(Data entries)
┌────────

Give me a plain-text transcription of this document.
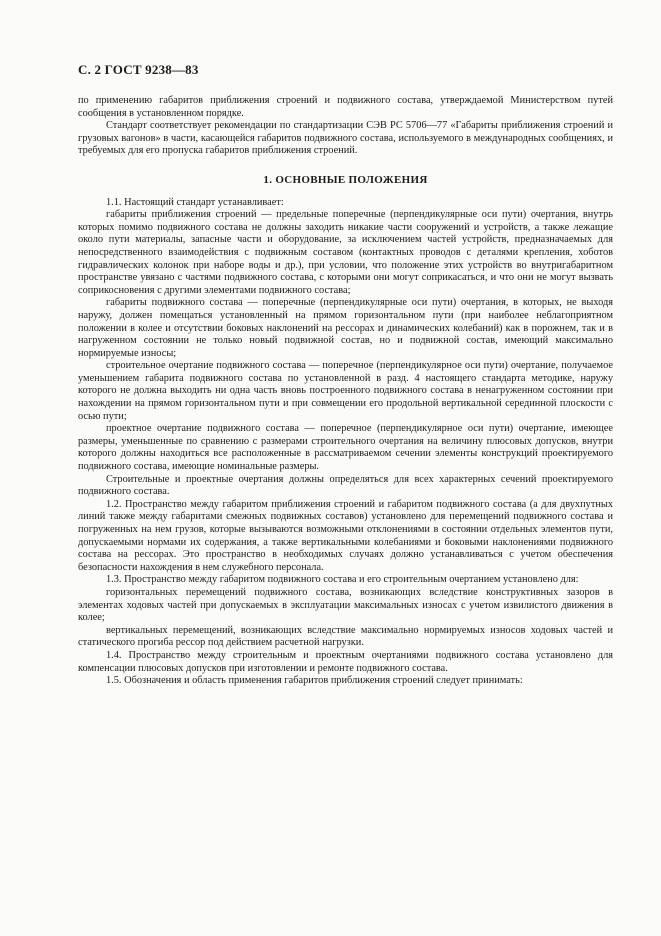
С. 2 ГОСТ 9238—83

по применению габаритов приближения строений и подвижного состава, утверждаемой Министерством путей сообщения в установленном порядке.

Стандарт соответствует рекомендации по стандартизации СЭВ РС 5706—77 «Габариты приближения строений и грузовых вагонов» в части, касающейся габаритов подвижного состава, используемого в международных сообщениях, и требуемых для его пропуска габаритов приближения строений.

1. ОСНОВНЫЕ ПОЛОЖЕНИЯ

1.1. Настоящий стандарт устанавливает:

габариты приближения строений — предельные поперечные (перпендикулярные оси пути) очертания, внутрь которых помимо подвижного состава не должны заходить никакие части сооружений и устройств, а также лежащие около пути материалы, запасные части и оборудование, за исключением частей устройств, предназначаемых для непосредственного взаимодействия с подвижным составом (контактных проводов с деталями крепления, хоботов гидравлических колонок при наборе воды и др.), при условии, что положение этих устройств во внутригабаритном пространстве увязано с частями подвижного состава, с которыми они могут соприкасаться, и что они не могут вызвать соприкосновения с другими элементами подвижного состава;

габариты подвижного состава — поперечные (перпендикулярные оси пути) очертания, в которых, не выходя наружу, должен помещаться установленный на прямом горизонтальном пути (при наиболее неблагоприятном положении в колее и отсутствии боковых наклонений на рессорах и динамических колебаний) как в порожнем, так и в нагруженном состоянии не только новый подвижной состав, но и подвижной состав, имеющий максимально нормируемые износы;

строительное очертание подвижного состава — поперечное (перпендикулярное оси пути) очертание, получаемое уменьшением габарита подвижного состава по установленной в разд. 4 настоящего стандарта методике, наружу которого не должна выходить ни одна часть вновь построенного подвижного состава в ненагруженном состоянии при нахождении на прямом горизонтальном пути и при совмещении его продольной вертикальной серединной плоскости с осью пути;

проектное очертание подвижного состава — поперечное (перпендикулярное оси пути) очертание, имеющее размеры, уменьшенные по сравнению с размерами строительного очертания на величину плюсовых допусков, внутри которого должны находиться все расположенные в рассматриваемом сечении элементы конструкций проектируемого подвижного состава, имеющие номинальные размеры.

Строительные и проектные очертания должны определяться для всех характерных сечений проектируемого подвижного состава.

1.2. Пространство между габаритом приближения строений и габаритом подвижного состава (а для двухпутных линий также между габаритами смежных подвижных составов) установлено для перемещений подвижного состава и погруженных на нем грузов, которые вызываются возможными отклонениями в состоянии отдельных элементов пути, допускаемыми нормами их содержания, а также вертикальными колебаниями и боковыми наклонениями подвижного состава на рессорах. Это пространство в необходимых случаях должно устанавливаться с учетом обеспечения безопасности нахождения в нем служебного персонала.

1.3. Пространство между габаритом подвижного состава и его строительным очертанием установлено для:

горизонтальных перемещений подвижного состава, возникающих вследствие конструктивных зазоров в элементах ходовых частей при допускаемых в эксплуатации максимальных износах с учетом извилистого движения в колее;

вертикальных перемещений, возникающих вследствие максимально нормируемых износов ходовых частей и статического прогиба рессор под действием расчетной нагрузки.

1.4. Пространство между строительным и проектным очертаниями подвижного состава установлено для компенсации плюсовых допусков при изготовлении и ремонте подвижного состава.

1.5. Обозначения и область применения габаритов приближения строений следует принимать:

└────────
┌────────

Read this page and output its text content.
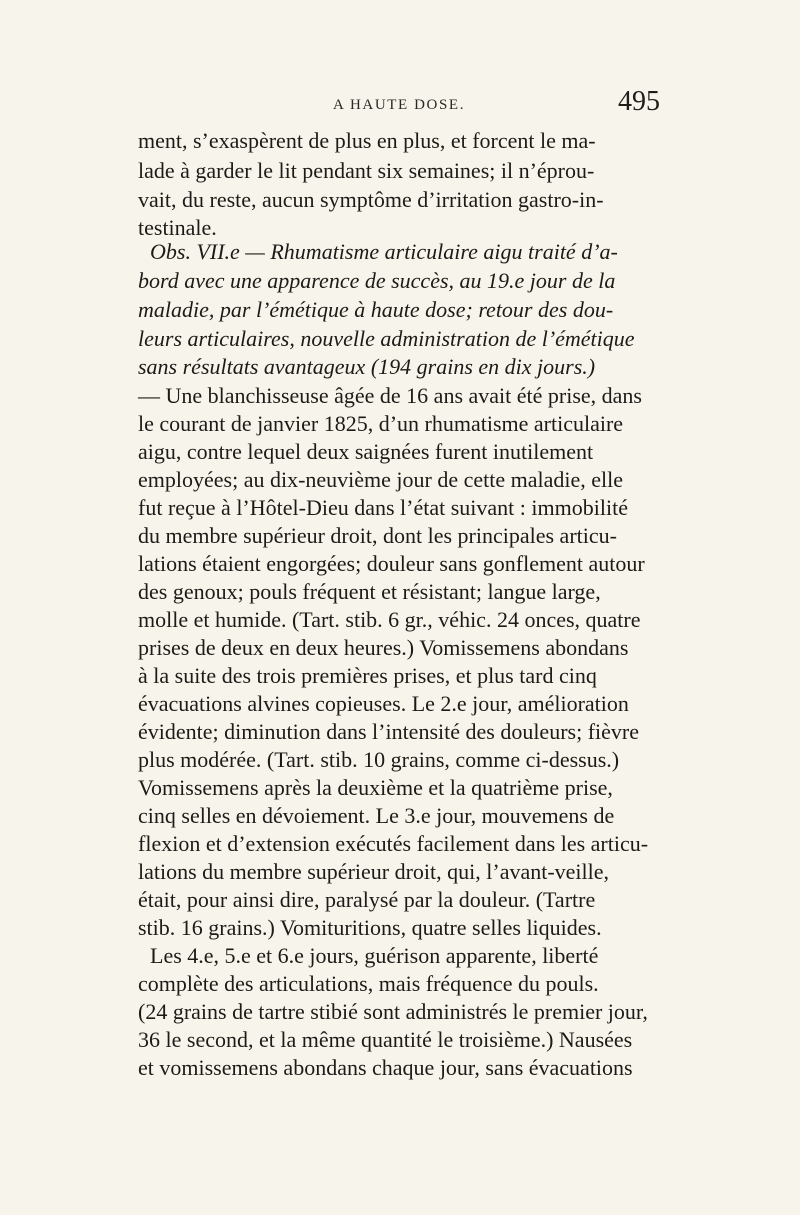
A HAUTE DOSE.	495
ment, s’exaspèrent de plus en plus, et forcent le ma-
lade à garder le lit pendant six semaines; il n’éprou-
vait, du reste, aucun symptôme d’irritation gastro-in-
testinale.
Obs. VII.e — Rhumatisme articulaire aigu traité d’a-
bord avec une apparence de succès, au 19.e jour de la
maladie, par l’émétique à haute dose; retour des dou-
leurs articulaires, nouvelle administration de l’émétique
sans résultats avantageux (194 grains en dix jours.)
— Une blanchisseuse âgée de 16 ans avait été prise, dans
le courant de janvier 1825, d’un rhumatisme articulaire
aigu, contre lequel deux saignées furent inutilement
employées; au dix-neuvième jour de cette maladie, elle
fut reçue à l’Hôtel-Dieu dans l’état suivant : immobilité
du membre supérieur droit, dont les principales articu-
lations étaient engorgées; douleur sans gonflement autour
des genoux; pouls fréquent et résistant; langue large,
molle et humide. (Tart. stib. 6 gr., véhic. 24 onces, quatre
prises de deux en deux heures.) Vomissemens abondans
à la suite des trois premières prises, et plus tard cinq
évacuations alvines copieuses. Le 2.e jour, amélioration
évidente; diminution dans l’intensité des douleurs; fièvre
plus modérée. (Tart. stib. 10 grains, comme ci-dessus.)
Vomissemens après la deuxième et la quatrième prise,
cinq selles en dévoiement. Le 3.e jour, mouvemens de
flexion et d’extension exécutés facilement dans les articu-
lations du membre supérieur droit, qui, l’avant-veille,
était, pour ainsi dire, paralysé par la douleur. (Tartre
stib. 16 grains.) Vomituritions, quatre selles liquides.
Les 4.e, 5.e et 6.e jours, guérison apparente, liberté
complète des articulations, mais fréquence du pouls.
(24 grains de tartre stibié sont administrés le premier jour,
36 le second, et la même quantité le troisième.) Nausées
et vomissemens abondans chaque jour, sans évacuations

└────────

Check each line of the records for "supérieur" and copy the ones that contain it.

du membre supérieur droit, dont les principales articu-
lations du membre supérieur droit, qui, l’avant-veille,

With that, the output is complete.